**What to work on**. Write out the full listing again, exactly as it stands.

**Supplied material**.

►

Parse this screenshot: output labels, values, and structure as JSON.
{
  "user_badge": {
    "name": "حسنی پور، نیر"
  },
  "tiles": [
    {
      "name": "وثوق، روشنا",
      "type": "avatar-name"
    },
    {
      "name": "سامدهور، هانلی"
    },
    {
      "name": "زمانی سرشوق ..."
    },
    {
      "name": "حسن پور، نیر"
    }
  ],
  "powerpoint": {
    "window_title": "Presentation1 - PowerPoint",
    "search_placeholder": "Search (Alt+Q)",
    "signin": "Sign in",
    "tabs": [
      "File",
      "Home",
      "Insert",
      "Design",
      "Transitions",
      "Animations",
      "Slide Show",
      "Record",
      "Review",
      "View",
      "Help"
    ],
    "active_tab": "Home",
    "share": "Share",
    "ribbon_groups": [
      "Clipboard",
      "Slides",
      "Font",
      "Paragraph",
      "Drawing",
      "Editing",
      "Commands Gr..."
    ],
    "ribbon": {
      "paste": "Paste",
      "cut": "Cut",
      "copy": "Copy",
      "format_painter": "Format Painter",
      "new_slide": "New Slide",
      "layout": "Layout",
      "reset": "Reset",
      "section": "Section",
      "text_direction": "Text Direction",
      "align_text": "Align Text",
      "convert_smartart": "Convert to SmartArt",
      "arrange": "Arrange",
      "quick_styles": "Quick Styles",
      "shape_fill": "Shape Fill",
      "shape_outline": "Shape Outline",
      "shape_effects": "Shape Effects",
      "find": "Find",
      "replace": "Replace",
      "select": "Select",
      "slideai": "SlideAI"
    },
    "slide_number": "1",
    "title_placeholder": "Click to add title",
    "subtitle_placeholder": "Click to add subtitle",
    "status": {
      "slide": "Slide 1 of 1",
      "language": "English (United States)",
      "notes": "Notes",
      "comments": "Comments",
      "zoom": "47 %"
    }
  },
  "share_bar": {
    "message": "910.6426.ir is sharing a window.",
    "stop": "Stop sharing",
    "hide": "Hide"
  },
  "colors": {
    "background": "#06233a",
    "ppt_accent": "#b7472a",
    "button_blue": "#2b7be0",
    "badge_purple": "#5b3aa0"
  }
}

◄

**In response**.
Parse this screenshot: output labels, values, and structure as JSON.
{
  "user_badge": {
    "name": "حسنی پور، نیر"
  },
  "tiles": [
    {
      "name": "وثوق، روشنا",
      "type": "avatar-name"
    },
    {
      "name": "سامدهور، هانلی"
    },
    {
      "name": "زمانی سرشوق ..."
    },
    {
      "name": "حسن پور، نیر"
    }
  ],
  "powerpoint": {
    "window_title": "Presentation1 - PowerPoint",
    "search_placeholder": "Search (Alt+Q)",
    "signin": "Sign in",
    "tabs": [
      "File",
      "Home",
      "Insert",
      "Design",
      "Transitions",
      "Animations",
      "Slide Show",
      "Record",
      "Review",
      "View",
      "Help"
    ],
    "active_tab": "Home",
    "share": "Share",
    "ribbon_groups": [
      "Clipboard",
      "Slides",
      "Font",
      "Paragraph",
      "Drawing",
      "Editing",
      "Commands Gr..."
    ],
    "ribbon": {
      "paste": "Paste",
      "cut": "Cut",
      "copy": "Copy",
      "format_painter": "Format Painter",
      "new_slide": "New Slide",
      "layout": "Layout",
      "reset": "Reset",
      "section": "Section",
      "text_direction": "Text Direction",
      "align_text": "Align Text",
      "convert_smartart": "Convert to SmartArt",
      "arrange": "Arrange",
      "quick_styles": "Quick Styles",
      "shape_fill": "Shape Fill",
      "shape_outline": "Shape Outline",
      "shape_effects": "Shape Effects",
      "find": "Find",
      "replace": "Replace",
      "select": "Select",
      "slideai": "SlideAI"
    },
    "slide_number": "1",
    "title_placeholder": "Click to add title",
    "subtitle_placeholder": "Click to add subtitle",
    "status": {
      "slide": "Slide 1 of 1",
      "language": "English (United States)",
      "notes": "Notes",
      "comments": "Comments",
      "zoom": "47 %"
    }
  },
  "share_bar": {
    "message": "910.6426.ir is sharing a window.",
    "stop": "Stop sharing",
    "hide": "Hide"
  },
  "colors": {
    "background": "#06233a",
    "ppt_accent": "#b7472a",
    "button_blue": "#2b7be0",
    "badge_purple": "#5b3aa0"
  }
}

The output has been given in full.